[Start DATA LISTING]

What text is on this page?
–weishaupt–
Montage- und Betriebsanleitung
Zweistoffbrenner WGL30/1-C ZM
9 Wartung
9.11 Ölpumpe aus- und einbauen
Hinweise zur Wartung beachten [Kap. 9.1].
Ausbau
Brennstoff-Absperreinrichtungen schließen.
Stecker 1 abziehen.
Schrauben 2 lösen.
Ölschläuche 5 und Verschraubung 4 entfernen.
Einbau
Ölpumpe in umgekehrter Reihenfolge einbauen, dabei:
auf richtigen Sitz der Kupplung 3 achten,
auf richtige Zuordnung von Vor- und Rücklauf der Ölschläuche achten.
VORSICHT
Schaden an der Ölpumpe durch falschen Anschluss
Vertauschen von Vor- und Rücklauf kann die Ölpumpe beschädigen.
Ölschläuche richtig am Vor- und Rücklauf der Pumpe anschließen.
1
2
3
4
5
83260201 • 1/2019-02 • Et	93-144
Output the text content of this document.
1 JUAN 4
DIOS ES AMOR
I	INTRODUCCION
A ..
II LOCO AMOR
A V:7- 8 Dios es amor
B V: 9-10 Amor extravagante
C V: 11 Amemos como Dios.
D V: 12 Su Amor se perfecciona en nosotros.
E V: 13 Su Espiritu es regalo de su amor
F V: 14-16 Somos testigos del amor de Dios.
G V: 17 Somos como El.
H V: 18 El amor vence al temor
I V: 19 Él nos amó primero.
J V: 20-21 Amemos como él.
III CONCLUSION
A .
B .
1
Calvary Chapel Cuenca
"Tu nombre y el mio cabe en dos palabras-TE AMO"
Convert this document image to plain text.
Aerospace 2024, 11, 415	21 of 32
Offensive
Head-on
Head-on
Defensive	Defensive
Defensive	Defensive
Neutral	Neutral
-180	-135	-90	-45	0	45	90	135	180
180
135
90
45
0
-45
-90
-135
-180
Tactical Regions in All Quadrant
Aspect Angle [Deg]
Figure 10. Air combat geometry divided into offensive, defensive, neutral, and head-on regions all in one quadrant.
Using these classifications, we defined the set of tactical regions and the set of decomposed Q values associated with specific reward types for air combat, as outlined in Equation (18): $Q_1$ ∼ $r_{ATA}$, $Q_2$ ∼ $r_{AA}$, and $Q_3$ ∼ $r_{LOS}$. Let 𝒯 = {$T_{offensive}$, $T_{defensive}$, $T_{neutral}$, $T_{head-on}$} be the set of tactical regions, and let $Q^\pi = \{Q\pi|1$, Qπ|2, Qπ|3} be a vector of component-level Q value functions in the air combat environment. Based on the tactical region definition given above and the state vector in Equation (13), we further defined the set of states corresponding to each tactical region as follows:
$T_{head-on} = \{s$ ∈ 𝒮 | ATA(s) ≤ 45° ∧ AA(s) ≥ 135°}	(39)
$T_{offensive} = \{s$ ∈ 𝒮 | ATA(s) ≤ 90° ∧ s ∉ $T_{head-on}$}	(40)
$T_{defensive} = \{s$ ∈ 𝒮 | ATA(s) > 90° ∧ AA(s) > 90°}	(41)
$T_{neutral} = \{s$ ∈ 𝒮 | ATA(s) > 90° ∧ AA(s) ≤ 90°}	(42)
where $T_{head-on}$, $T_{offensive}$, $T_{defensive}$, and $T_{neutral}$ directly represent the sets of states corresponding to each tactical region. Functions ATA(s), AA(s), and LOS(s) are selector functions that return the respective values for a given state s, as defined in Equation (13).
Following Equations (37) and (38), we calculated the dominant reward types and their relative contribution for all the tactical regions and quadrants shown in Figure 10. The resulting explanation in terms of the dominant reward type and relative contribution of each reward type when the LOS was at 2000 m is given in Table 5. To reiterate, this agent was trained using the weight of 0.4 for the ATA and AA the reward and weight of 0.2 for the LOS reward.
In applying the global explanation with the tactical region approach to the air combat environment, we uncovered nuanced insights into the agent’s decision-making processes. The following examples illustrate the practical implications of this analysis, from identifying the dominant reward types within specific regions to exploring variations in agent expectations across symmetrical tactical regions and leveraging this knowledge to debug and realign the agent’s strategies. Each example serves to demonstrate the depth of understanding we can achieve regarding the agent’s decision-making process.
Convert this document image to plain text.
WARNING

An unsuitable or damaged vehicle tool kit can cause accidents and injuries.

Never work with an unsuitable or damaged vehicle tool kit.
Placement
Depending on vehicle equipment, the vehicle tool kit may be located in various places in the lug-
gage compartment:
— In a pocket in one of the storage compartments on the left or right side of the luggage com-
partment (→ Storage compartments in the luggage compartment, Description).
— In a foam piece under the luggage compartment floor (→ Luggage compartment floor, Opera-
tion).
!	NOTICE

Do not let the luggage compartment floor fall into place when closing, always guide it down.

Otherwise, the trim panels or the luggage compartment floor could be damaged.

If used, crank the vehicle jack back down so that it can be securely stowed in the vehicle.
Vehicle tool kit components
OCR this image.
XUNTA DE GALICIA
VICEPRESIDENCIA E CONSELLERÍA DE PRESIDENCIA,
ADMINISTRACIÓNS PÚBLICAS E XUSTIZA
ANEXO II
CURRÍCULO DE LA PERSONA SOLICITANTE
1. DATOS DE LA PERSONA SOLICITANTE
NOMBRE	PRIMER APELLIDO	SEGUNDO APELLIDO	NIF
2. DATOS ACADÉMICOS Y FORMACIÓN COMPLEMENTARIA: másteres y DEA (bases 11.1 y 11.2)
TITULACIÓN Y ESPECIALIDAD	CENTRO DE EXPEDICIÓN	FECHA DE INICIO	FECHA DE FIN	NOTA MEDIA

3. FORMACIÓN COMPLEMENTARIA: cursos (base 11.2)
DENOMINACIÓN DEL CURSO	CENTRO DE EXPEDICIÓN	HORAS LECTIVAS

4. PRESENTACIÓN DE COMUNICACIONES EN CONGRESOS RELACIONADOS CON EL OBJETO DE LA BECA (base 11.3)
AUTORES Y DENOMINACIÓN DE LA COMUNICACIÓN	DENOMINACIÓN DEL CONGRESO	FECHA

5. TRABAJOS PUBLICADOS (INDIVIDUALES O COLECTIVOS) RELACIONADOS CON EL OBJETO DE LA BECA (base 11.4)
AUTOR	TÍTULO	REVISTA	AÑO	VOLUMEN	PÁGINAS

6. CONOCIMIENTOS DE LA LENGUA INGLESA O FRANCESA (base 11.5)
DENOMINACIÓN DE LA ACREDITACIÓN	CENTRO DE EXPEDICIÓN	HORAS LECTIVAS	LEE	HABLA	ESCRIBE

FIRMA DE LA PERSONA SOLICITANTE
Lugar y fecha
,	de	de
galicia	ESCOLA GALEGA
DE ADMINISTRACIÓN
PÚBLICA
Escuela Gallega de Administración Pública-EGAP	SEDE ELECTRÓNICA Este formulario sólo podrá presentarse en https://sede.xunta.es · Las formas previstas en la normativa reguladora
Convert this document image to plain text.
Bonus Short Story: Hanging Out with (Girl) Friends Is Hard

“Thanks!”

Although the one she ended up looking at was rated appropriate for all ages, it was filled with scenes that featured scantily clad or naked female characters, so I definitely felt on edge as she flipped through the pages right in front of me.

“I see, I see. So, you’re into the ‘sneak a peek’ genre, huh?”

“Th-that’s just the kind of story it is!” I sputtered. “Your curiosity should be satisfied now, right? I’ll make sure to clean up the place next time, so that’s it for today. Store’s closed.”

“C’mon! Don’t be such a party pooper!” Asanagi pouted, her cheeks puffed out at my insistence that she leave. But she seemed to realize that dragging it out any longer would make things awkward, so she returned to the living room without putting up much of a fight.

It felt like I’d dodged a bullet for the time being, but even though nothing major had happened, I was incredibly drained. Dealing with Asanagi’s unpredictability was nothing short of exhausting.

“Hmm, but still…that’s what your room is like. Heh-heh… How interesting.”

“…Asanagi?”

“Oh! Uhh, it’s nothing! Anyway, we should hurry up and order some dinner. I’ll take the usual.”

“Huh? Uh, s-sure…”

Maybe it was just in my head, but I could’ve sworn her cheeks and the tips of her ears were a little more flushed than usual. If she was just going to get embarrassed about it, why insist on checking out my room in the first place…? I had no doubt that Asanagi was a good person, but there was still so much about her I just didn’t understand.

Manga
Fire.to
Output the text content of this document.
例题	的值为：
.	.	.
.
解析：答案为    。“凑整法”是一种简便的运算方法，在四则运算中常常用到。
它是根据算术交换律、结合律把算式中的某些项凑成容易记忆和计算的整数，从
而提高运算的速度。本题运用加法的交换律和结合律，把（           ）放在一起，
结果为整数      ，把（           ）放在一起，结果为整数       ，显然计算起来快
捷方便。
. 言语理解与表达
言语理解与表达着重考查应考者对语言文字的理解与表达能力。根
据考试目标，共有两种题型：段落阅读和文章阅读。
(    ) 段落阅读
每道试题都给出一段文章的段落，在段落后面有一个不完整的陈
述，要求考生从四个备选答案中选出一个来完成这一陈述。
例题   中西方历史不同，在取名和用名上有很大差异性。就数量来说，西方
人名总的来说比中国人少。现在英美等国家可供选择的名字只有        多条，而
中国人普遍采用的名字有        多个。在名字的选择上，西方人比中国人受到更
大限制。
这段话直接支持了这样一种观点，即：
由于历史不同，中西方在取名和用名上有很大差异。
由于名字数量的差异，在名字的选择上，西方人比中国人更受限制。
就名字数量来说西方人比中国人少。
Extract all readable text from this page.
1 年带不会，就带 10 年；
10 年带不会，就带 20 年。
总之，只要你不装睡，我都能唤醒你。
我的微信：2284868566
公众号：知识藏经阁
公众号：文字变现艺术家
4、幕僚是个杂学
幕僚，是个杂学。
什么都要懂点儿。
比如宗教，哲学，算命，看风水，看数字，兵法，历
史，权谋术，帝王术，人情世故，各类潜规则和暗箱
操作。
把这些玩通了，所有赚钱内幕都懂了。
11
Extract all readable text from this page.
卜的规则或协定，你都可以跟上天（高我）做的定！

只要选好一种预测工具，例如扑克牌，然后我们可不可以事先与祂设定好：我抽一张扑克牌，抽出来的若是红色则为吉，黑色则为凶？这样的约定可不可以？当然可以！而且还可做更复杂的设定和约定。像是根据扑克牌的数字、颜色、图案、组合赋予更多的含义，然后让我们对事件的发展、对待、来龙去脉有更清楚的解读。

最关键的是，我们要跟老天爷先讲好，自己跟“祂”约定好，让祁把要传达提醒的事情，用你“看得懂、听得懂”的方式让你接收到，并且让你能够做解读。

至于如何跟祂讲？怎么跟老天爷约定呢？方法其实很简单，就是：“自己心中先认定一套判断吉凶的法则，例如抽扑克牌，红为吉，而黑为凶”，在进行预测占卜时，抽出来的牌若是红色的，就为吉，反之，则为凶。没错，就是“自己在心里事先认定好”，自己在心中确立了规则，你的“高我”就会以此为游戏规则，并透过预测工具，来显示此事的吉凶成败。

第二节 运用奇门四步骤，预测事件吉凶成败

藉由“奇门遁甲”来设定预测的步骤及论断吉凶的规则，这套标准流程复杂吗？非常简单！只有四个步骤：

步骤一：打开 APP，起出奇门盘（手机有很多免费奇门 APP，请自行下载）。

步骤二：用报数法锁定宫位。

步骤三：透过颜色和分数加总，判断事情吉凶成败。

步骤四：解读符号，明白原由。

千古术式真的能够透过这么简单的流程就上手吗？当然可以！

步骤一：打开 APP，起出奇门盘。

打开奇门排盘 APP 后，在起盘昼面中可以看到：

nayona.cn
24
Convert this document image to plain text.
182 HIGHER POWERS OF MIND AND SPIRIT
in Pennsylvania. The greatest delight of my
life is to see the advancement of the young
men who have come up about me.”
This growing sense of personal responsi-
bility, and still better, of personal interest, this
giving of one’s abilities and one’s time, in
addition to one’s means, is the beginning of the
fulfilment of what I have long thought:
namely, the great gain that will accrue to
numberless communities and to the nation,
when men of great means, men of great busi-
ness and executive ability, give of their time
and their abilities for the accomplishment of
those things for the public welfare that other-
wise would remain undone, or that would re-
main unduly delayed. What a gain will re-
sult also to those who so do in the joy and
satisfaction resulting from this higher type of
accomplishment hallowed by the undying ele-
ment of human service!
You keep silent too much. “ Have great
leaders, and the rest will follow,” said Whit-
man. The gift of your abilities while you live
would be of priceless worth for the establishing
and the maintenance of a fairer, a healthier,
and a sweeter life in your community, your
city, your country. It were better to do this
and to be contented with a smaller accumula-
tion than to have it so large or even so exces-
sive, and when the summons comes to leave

[End DATA LISTING]

DIRECTIONS FOR THIS TASK - From the entries, copy out each line containing the word "personal".

ANSWER TO THIS EXERCISE -
This growing sense of personal responsi-
bility, and still better, of personal interest, this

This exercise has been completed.